• PROBLEM TO SOLVE: Word for word, quote all of the material, omitting the pictures.

• Extracted records:
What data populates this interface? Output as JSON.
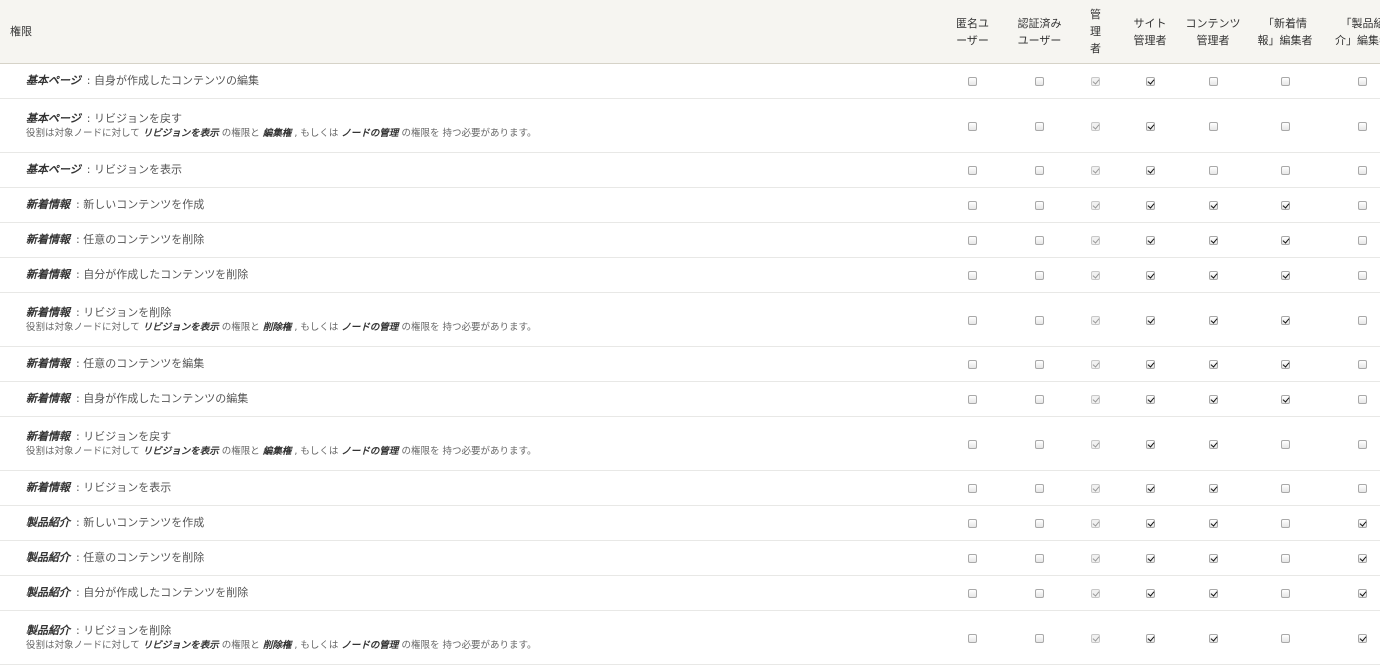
{
  "header": {
    "permission_label": "権限",
    "roles": [
      {
        "label": "匿名ユ\nーザー"
      },
      {
        "label": "認証済み\nユーザー"
      },
      {
        "label": "管\n理\n者"
      },
      {
        "label": "サイト\n管理者"
      },
      {
        "label": "コンテンツ\n管理者"
      },
      {
        "label": "「新着情\n報」編集者"
      },
      {
        "label": "「製品紹\n介」編集者"
      }
    ]
  },
  "rows": [
    {
      "type": "基本ページ",
      "text": ": 自身が作成したコンテンツの編集",
      "checks": [
        0,
        0,
        2,
        1,
        0,
        0,
        0
      ]
    },
    {
      "type": "基本ページ",
      "text": ": リビジョンを戻す",
      "note": {
        "pre": "役割は対象ノードに対して ",
        "b1": "リビジョンを表示",
        "mid1": " の権限と ",
        "b2": "編集権",
        "mid2": " , もしくは ",
        "b3": "ノードの管理",
        "post": " の権限を 持つ必要があります。"
      },
      "checks": [
        0,
        0,
        2,
        1,
        0,
        0,
        0
      ]
    },
    {
      "type": "基本ページ",
      "text": ": リビジョンを表示",
      "checks": [
        0,
        0,
        2,
        1,
        0,
        0,
        0
      ]
    },
    {
      "type": "新着情報",
      "text": ": 新しいコンテンツを作成",
      "checks": [
        0,
        0,
        2,
        1,
        1,
        1,
        0
      ]
    },
    {
      "type": "新着情報",
      "text": ": 任意のコンテンツを削除",
      "checks": [
        0,
        0,
        2,
        1,
        1,
        1,
        0
      ]
    },
    {
      "type": "新着情報",
      "text": ": 自分が作成したコンテンツを削除",
      "checks": [
        0,
        0,
        2,
        1,
        1,
        1,
        0
      ]
    },
    {
      "type": "新着情報",
      "text": ": リビジョンを削除",
      "note": {
        "pre": "役割は対象ノードに対して ",
        "b1": "リビジョンを表示",
        "mid1": " の権限と ",
        "b2": "削除権",
        "mid2": " , もしくは ",
        "b3": "ノードの管理",
        "post": " の権限を 持つ必要があります。"
      },
      "checks": [
        0,
        0,
        2,
        1,
        1,
        1,
        0
      ]
    },
    {
      "type": "新着情報",
      "text": ": 任意のコンテンツを編集",
      "checks": [
        0,
        0,
        2,
        1,
        1,
        1,
        0
      ]
    },
    {
      "type": "新着情報",
      "text": ": 自身が作成したコンテンツの編集",
      "checks": [
        0,
        0,
        2,
        1,
        1,
        1,
        0
      ]
    },
    {
      "type": "新着情報",
      "text": ": リビジョンを戻す",
      "note": {
        "pre": "役割は対象ノードに対して ",
        "b1": "リビジョンを表示",
        "mid1": " の権限と ",
        "b2": "編集権",
        "mid2": " , もしくは ",
        "b3": "ノードの管理",
        "post": " の権限を 持つ必要があります。"
      },
      "checks": [
        0,
        0,
        2,
        1,
        1,
        0,
        0
      ]
    },
    {
      "type": "新着情報",
      "text": ": リビジョンを表示",
      "checks": [
        0,
        0,
        2,
        1,
        1,
        0,
        0
      ]
    },
    {
      "type": "製品紹介",
      "text": ": 新しいコンテンツを作成",
      "checks": [
        0,
        0,
        2,
        1,
        1,
        0,
        1
      ]
    },
    {
      "type": "製品紹介",
      "text": ": 任意のコンテンツを削除",
      "checks": [
        0,
        0,
        2,
        1,
        1,
        0,
        1
      ]
    },
    {
      "type": "製品紹介",
      "text": ": 自分が作成したコンテンツを削除",
      "checks": [
        0,
        0,
        2,
        1,
        1,
        0,
        1
      ]
    },
    {
      "type": "製品紹介",
      "text": ": リビジョンを削除",
      "note": {
        "pre": "役割は対象ノードに対して ",
        "b1": "リビジョンを表示",
        "mid1": " の権限と ",
        "b2": "削除権",
        "mid2": " , もしくは ",
        "b3": "ノードの管理",
        "post": " の権限を 持つ必要があります。"
      },
      "checks": [
        0,
        0,
        2,
        1,
        1,
        0,
        1
      ]
    }
  ]
}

• TASK ANSWER:
What data populates this interface? Output as JSON.
{
  "header": {
    "permission_label": "権限",
    "roles": [
      {
        "label": "匿名ユ\nーザー"
      },
      {
        "label": "認証済み\nユーザー"
      },
      {
        "label": "管\n理\n者"
      },
      {
        "label": "サイト\n管理者"
      },
      {
        "label": "コンテンツ\n管理者"
      },
      {
        "label": "「新着情\n報」編集者"
      },
      {
        "label": "「製品紹\n介」編集者"
      }
    ]
  },
  "rows": [
    {
      "type": "基本ページ",
      "text": ": 自身が作成したコンテンツの編集",
      "checks": [
        0,
        0,
        2,
        1,
        0,
        0,
        0
      ]
    },
    {
      "type": "基本ページ",
      "text": ": リビジョンを戻す",
      "note": {
        "pre": "役割は対象ノードに対して ",
        "b1": "リビジョンを表示",
        "mid1": " の権限と ",
        "b2": "編集権",
        "mid2": " , もしくは ",
        "b3": "ノードの管理",
        "post": " の権限を 持つ必要があります。"
      },
      "checks": [
        0,
        0,
        2,
        1,
        0,
        0,
        0
      ]
    },
    {
      "type": "基本ページ",
      "text": ": リビジョンを表示",
      "checks": [
        0,
        0,
        2,
        1,
        0,
        0,
        0
      ]
    },
    {
      "type": "新着情報",
      "text": ": 新しいコンテンツを作成",
      "checks": [
        0,
        0,
        2,
        1,
        1,
        1,
        0
      ]
    },
    {
      "type": "新着情報",
      "text": ": 任意のコンテンツを削除",
      "checks": [
        0,
        0,
        2,
        1,
        1,
        1,
        0
      ]
    },
    {
      "type": "新着情報",
      "text": ": 自分が作成したコンテンツを削除",
      "checks": [
        0,
        0,
        2,
        1,
        1,
        1,
        0
      ]
    },
    {
      "type": "新着情報",
      "text": ": リビジョンを削除",
      "note": {
        "pre": "役割は対象ノードに対して ",
        "b1": "リビジョンを表示",
        "mid1": " の権限と ",
        "b2": "削除権",
        "mid2": " , もしくは ",
        "b3": "ノードの管理",
        "post": " の権限を 持つ必要があります。"
      },
      "checks": [
        0,
        0,
        2,
        1,
        1,
        1,
        0
      ]
    },
    {
      "type": "新着情報",
      "text": ": 任意のコンテンツを編集",
      "checks": [
        0,
        0,
        2,
        1,
        1,
        1,
        0
      ]
    },
    {
      "type": "新着情報",
      "text": ": 自身が作成したコンテンツの編集",
      "checks": [
        0,
        0,
        2,
        1,
        1,
        1,
        0
      ]
    },
    {
      "type": "新着情報",
      "text": ": リビジョンを戻す",
      "note": {
        "pre": "役割は対象ノードに対して ",
        "b1": "リビジョンを表示",
        "mid1": " の権限と ",
        "b2": "編集権",
        "mid2": " , もしくは ",
        "b3": "ノードの管理",
        "post": " の権限を 持つ必要があります。"
      },
      "checks": [
        0,
        0,
        2,
        1,
        1,
        0,
        0
      ]
    },
    {
      "type": "新着情報",
      "text": ": リビジョンを表示",
      "checks": [
        0,
        0,
        2,
        1,
        1,
        0,
        0
      ]
    },
    {
      "type": "製品紹介",
      "text": ": 新しいコンテンツを作成",
      "checks": [
        0,
        0,
        2,
        1,
        1,
        0,
        1
      ]
    },
    {
      "type": "製品紹介",
      "text": ": 任意のコンテンツを削除",
      "checks": [
        0,
        0,
        2,
        1,
        1,
        0,
        1
      ]
    },
    {
      "type": "製品紹介",
      "text": ": 自分が作成したコンテンツを削除",
      "checks": [
        0,
        0,
        2,
        1,
        1,
        0,
        1
      ]
    },
    {
      "type": "製品紹介",
      "text": ": リビジョンを削除",
      "note": {
        "pre": "役割は対象ノードに対して ",
        "b1": "リビジョンを表示",
        "mid1": " の権限と ",
        "b2": "削除権",
        "mid2": " , もしくは ",
        "b3": "ノードの管理",
        "post": " の権限を 持つ必要があります。"
      },
      "checks": [
        0,
        0,
        2,
        1,
        1,
        0,
        1
      ]
    }
  ]
}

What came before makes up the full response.